= Page excerpt =

=== Begin Enclosure ===

Mojica v. District Court of Bayamón

49 P.R. 521
CourtSupreme Court of Puerto Rico
DecidedJanuary 31, 1936
DocketNo. 1061
StatusPublished

This text of 49 P.R. 521 (Mojica v. District Court of Bayamón) is published on Counsel Stack Legal Research, covering Supreme Court of Puerto Rico primary law. Counsel Stack provides free access to over 12 million legal documents including statutes, case law, regulations, and constitutions.

Bluebook
Mojica v. District Court of Bayamón, 49 P.R. 521 (prsupreme 1936).

Opinion

Mr. Chief Justice Dee Toro

delivered tlie opinion of the court.

Rosalia Suárez, widow of Fuentes, and Aurelia, Elisa, Maria, Carmen, Rosalía, Manuela, and Francisca Fuentes Suárez brought, in the Municipal Court of Toa Alta, an action of unlawful detainer against Sotero Mojica and his wife, Candelaria Anzalota. On October 29, 1934, judgment was rendered in favor of plaintiffs. Feeling aggrieved by that judgment, the defendants appealed to the District Court of Bayamón.

On March 26, 1935, that district court sustained a demurrer interposed by the defendants on the ground of 'misjoinder of parties, and allowed the plaintiffs ten days to amend their-complaint. The plaintiffs requested and obtained, over the objection of the defendants, an extension of ten days, and as this period elapsed without an amended complaint being filed the defendants on April 26, 1935, moved the court to render judgment dismissing the case and imposing costs on the plaintiffs. On April 26, 1935, the court entered judgment accordingly and the mandate was transmitted to the municipal court on the 30th of that month.

On the same day, April 30, and after the mandate had been transmitted, an amended complaint was filed in the district court together with a motion to set aside the judgment of April 26, 1935. The defendants opposed the motion on the ground that the court lacked jurisdiction, as the judgment had already become final (firme) and had been executed by the municipal court. The mandate was recalled, on motion of the plaintiffs, and on May 25, 1935, the court decided the question thus raised by an order, the dispositive part of which reads as follows:

[523]*523‘1 The judgment rendered on April 26, 1935, is hereby vacated, and the defendants are relieved from the necessity of returning to the Municipal Court of Toa Alta any sum of money which they may have deposited therein for the purposes of this appeal and withdrawn therefrom by virtue of said judgment; but they must deposit the proper rentals from and after this date.”

On June 4 following, the defendants took an appeal from the above order to the Supreme Court.

=== End Enclosure ===

= Problem set =
(1) Translate this sentence from the court opinion into Spanish: "On October 29, 1934, judgment was rendered in favor of plaintiffs."
(2) Please summarize the court opinion in two sentences.
(3) Continue the court opinion from its final sentence.
These rows were taken from a different source than the court opinion.

Stored data entries:
=== Begin Enclosure ===

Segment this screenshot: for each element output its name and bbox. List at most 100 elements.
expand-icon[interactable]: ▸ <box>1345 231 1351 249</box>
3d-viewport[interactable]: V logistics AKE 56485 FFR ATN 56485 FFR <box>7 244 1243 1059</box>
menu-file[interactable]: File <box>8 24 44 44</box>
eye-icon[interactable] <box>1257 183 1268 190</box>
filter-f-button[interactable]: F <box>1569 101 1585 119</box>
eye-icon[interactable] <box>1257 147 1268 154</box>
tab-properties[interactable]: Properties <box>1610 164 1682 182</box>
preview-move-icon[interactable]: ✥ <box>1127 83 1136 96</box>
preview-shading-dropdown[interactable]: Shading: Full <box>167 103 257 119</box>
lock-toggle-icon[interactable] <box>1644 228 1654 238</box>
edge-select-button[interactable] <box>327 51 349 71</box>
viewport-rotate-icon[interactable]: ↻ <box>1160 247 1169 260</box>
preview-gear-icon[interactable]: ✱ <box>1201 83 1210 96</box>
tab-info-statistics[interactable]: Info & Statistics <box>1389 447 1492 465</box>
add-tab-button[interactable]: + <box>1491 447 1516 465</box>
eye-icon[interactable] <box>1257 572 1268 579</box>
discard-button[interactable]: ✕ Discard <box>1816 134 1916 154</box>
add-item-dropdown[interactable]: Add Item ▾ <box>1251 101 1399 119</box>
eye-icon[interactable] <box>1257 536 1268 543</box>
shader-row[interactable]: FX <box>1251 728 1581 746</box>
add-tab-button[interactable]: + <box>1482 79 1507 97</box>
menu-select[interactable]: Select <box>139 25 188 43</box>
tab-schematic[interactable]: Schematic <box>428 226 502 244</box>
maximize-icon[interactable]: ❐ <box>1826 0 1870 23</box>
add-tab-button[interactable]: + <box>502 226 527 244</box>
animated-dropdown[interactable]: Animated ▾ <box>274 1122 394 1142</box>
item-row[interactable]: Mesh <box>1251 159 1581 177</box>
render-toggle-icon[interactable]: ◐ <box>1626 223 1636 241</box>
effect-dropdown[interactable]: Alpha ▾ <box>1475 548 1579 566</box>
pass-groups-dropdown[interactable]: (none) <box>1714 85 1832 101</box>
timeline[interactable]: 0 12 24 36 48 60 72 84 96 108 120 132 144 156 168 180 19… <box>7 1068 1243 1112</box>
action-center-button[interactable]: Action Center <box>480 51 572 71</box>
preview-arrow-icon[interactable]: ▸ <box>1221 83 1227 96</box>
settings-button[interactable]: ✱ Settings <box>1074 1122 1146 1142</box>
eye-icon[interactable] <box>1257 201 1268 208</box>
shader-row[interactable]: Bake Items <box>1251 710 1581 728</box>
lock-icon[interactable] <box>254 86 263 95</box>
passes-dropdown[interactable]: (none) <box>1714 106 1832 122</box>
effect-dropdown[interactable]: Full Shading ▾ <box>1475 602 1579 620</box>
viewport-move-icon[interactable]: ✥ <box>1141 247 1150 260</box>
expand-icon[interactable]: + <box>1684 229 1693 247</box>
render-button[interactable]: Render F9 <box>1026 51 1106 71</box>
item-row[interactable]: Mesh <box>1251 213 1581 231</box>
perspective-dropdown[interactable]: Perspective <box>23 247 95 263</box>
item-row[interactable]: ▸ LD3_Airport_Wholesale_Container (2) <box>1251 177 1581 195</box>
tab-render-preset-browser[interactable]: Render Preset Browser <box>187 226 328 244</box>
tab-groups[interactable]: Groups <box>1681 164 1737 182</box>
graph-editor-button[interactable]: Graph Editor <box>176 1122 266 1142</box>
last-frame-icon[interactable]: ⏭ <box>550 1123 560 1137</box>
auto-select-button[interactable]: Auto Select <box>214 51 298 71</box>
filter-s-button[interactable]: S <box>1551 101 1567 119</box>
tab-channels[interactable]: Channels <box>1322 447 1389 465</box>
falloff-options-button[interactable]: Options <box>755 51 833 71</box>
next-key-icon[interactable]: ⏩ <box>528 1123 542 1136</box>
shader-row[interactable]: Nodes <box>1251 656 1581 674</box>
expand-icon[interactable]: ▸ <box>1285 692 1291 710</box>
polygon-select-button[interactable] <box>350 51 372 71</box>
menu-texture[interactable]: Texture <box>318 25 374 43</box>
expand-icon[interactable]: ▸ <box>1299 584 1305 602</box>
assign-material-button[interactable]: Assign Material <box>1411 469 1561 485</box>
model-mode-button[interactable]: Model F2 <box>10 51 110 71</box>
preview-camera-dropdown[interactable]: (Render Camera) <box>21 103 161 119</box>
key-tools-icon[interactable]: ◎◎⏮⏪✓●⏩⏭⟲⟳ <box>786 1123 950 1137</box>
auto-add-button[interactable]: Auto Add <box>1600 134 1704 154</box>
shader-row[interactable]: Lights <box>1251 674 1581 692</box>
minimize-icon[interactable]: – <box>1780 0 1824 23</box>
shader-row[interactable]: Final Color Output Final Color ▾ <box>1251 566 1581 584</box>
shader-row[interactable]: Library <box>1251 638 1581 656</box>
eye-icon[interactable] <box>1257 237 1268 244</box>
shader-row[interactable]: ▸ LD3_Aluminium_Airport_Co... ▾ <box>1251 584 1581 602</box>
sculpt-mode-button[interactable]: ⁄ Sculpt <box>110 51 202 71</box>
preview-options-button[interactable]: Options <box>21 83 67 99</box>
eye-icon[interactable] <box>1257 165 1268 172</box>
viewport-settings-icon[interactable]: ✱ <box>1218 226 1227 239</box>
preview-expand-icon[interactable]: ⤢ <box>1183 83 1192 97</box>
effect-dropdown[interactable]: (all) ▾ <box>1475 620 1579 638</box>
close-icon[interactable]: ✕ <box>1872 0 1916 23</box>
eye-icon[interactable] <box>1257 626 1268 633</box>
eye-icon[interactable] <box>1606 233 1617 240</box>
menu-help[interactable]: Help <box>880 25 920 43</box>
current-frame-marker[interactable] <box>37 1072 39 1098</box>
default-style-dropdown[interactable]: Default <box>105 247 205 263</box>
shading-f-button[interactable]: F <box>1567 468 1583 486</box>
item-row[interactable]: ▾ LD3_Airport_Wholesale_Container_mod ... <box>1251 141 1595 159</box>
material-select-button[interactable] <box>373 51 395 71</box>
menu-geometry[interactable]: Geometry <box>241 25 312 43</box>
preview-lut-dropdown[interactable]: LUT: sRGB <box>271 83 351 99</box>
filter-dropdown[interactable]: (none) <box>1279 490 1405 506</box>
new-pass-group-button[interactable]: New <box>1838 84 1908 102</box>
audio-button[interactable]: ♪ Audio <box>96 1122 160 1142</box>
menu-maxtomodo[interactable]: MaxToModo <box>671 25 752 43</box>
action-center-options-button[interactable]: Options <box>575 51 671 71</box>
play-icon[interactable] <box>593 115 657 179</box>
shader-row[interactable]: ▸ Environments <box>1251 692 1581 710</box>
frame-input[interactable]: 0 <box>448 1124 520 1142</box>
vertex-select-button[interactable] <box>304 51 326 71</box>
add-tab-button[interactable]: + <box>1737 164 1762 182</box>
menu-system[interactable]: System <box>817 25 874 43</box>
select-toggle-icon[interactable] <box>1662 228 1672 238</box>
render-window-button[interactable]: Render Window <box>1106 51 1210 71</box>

=== End Enclosure ===

= Expected outputs =
(1) El 29 de octubre de 1934 se dictó sentencia a favor de los demandantes.

(2) Rosalía Suárez, widow of Fuentes, and seven plaintiffs surnamed Fuentes Suárez won an unlawful detainer action against Sotero Mojica and Candelaria Anzalota in the Municipal Court of Toa Alta, and the defendants appealed to the District Court of Bayamón. When the plaintiffs did not file an amended complaint in time, the district court dismissed the case on April 26, 1935, but on May 25, 1935, it vacated that judgment, and the defendants appealed that order to the Supreme Court.

(3)
At this stage of the proceedings, the plaintiffs filed in the District Court of Bayamón a “motion to dismiss the appeal.” As a ground for this motion they alleged that the defendants, who in connection with their appeal to the district court from the judgment of the municipal court had been depositing monthly in said municipal court the rentals from November 12, 1934 to April 27, 1935, which amounted to $96, and then obtained the return thereof by virtue of the judgment of April 26, Í935, had failed to deposit the rentals from and-after May 29, 1935, as provided by the order of that date vacating the judgment of April 26, 1935. After hearing the parties, the court, on July 31, 1935, sustained the motion of the plaintiffs and appellees and dismissed the appeal taken by the defense. Thereupon the latter moved for a reconsideration which the court refused by an order of November 27 last.

It was then that the defendants applied to this court for a writ of certiorari to review the proceedings of the district court. The writ was issued on December 3 last and the hearing was held on the 16th with the appearance of petitioners only. It appears that the other party in the unlawful detainer proceeding was notified.

Did the district court lack jurisdiction to vacate its judgment of April 26, 1935? Even if it had jurisdiction, were the defendants in the unlawful detainer proceeding bound to comply with the order vacating the judgment after they had appealed therefrom to this Supreme Court?

[524]*524There is no doubt that the district court, on April 26, 1935, decided the appeal pending before it by dismissing the action of unlawful detainer, that its judgment was notified to the municipal court, and that the latter complied with it by returning to the defendants the sums they had deposited as rentals in order to keep their appeal in force.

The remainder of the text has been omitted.